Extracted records

>>

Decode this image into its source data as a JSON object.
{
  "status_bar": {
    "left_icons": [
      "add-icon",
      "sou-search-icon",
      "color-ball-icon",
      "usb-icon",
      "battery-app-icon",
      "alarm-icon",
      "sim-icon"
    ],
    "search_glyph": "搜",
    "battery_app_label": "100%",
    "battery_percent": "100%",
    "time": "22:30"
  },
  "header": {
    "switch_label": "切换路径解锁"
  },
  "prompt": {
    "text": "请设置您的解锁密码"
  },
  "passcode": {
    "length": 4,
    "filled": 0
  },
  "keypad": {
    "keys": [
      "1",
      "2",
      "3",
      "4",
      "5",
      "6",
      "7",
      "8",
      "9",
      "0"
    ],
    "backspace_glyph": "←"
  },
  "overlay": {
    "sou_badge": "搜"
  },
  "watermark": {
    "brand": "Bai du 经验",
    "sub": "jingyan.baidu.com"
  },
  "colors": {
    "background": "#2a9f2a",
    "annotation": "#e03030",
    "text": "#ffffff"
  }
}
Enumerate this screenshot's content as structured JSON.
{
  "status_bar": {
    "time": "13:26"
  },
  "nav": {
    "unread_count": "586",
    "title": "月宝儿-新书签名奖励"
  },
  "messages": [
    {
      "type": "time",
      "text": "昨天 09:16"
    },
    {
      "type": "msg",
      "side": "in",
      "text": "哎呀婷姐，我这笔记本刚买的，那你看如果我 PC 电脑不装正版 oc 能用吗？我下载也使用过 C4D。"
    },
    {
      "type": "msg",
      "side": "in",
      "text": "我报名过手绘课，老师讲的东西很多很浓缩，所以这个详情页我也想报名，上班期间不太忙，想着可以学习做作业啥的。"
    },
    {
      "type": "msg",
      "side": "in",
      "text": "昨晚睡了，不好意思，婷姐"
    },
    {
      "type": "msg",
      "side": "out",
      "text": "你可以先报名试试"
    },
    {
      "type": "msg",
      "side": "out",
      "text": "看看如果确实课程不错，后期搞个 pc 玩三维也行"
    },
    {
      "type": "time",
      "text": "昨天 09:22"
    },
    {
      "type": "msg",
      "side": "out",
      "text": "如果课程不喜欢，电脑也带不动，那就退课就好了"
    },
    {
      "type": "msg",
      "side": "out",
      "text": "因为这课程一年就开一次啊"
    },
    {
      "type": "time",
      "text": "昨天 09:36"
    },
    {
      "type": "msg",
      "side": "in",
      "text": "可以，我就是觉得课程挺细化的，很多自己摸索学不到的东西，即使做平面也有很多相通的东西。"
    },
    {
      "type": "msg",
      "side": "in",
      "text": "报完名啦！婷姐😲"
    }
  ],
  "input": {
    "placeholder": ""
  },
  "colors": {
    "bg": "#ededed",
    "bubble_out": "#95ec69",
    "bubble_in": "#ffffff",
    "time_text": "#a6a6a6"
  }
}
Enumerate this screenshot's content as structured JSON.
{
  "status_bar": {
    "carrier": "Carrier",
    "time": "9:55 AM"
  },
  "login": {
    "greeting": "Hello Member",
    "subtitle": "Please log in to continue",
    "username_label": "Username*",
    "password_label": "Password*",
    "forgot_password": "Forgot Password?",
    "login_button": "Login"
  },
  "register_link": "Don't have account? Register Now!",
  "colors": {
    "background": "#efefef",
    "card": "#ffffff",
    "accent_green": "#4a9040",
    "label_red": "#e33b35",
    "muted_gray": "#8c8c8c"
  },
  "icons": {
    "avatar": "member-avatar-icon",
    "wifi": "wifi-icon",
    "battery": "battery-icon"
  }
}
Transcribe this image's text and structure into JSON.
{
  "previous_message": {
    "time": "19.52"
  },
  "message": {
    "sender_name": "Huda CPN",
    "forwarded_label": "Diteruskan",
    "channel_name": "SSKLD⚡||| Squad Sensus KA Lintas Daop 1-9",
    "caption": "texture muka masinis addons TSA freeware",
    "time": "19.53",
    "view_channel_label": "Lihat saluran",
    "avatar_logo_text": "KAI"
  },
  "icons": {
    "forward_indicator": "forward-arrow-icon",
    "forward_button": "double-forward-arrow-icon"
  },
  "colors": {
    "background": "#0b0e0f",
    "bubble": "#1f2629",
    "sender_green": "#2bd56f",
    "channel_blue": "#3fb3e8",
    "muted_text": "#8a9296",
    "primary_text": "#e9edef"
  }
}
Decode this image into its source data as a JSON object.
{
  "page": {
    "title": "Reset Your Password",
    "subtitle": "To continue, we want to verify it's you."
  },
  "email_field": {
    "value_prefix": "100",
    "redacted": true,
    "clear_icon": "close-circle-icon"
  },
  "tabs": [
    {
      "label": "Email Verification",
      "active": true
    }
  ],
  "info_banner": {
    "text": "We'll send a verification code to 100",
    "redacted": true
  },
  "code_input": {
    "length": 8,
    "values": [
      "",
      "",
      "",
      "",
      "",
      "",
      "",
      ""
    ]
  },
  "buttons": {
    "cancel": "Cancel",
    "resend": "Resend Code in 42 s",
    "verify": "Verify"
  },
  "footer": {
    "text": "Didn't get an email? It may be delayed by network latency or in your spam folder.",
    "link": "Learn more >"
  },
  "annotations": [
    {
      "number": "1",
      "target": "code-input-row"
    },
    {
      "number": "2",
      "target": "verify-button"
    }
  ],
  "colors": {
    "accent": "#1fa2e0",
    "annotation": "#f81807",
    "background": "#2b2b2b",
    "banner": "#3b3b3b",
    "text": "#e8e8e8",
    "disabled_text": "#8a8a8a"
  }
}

<<

• Requirements: Write out all the data again, exactly as it appears.

• Full response:
Decode this image into its source data as a JSON object.
{
  "status_bar": {
    "left_icons": [
      "add-icon",
      "sou-search-icon",
      "color-ball-icon",
      "usb-icon",
      "battery-app-icon",
      "alarm-icon",
      "sim-icon"
    ],
    "search_glyph": "搜",
    "battery_app_label": "100%",
    "battery_percent": "100%",
    "time": "22:30"
  },
  "header": {
    "switch_label": "切换路径解锁"
  },
  "prompt": {
    "text": "请设置您的解锁密码"
  },
  "passcode": {
    "length": 4,
    "filled": 0
  },
  "keypad": {
    "keys": [
      "1",
      "2",
      "3",
      "4",
      "5",
      "6",
      "7",
      "8",
      "9",
      "0"
    ],
    "backspace_glyph": "←"
  },
  "overlay": {
    "sou_badge": "搜"
  },
  "watermark": {
    "brand": "Bai du 经验",
    "sub": "jingyan.baidu.com"
  },
  "colors": {
    "background": "#2a9f2a",
    "annotation": "#e03030",
    "text": "#ffffff"
  }
}
Enumerate this screenshot's content as structured JSON.
{
  "status_bar": {
    "time": "13:26"
  },
  "nav": {
    "unread_count": "586",
    "title": "月宝儿-新书签名奖励"
  },
  "messages": [
    {
      "type": "time",
      "text": "昨天 09:16"
    },
    {
      "type": "msg",
      "side": "in",
      "text": "哎呀婷姐，我这笔记本刚买的，那你看如果我 PC 电脑不装正版 oc 能用吗？我下载也使用过 C4D。"
    },
    {
      "type": "msg",
      "side": "in",
      "text": "我报名过手绘课，老师讲的东西很多很浓缩，所以这个详情页我也想报名，上班期间不太忙，想着可以学习做作业啥的。"
    },
    {
      "type": "msg",
      "side": "in",
      "text": "昨晚睡了，不好意思，婷姐"
    },
    {
      "type": "msg",
      "side": "out",
      "text": "你可以先报名试试"
    },
    {
      "type": "msg",
      "side": "out",
      "text": "看看如果确实课程不错，后期搞个 pc 玩三维也行"
    },
    {
      "type": "time",
      "text": "昨天 09:22"
    },
    {
      "type": "msg",
      "side": "out",
      "text": "如果课程不喜欢，电脑也带不动，那就退课就好了"
    },
    {
      "type": "msg",
      "side": "out",
      "text": "因为这课程一年就开一次啊"
    },
    {
      "type": "time",
      "text": "昨天 09:36"
    },
    {
      "type": "msg",
      "side": "in",
      "text": "可以，我就是觉得课程挺细化的，很多自己摸索学不到的东西，即使做平面也有很多相通的东西。"
    },
    {
      "type": "msg",
      "side": "in",
      "text": "报完名啦！婷姐😲"
    }
  ],
  "input": {
    "placeholder": ""
  },
  "colors": {
    "bg": "#ededed",
    "bubble_out": "#95ec69",
    "bubble_in": "#ffffff",
    "time_text": "#a6a6a6"
  }
}
Enumerate this screenshot's content as structured JSON.
{
  "status_bar": {
    "carrier": "Carrier",
    "time": "9:55 AM"
  },
  "login": {
    "greeting": "Hello Member",
    "subtitle": "Please log in to continue",
    "username_label": "Username*",
    "password_label": "Password*",
    "forgot_password": "Forgot Password?",
    "login_button": "Login"
  },
  "register_link": "Don't have account? Register Now!",
  "colors": {
    "background": "#efefef",
    "card": "#ffffff",
    "accent_green": "#4a9040",
    "label_red": "#e33b35",
    "muted_gray": "#8c8c8c"
  },
  "icons": {
    "avatar": "member-avatar-icon",
    "wifi": "wifi-icon",
    "battery": "battery-icon"
  }
}
Transcribe this image's text and structure into JSON.
{
  "previous_message": {
    "time": "19.52"
  },
  "message": {
    "sender_name": "Huda CPN",
    "forwarded_label": "Diteruskan",
    "channel_name": "SSKLD⚡||| Squad Sensus KA Lintas Daop 1-9",
    "caption": "texture muka masinis addons TSA freeware",
    "time": "19.53",
    "view_channel_label": "Lihat saluran",
    "avatar_logo_text": "KAI"
  },
  "icons": {
    "forward_indicator": "forward-arrow-icon",
    "forward_button": "double-forward-arrow-icon"
  },
  "colors": {
    "background": "#0b0e0f",
    "bubble": "#1f2629",
    "sender_green": "#2bd56f",
    "channel_blue": "#3fb3e8",
    "muted_text": "#8a9296",
    "primary_text": "#e9edef"
  }
}
Decode this image into its source data as a JSON object.
{
  "page": {
    "title": "Reset Your Password",
    "subtitle": "To continue, we want to verify it's you."
  },
  "email_field": {
    "value_prefix": "100",
    "redacted": true,
    "clear_icon": "close-circle-icon"
  },
  "tabs": [
    {
      "label": "Email Verification",
      "active": true
    }
  ],
  "info_banner": {
    "text": "We'll send a verification code to 100",
    "redacted": true
  },
  "code_input": {
    "length": 8,
    "values": [
      "",
      "",
      "",
      "",
      "",
      "",
      "",
      ""
    ]
  },
  "buttons": {
    "cancel": "Cancel",
    "resend": "Resend Code in 42 s",
    "verify": "Verify"
  },
  "footer": {
    "text": "Didn't get an email? It may be delayed by network latency or in your spam folder.",
    "link": "Learn more >"
  },
  "annotations": [
    {
      "number": "1",
      "target": "code-input-row"
    },
    {
      "number": "2",
      "target": "verify-button"
    }
  ],
  "colors": {
    "accent": "#1fa2e0",
    "annotation": "#f81807",
    "background": "#2b2b2b",
    "banner": "#3b3b3b",
    "text": "#e8e8e8",
    "disabled_text": "#8a8a8a"
  }
}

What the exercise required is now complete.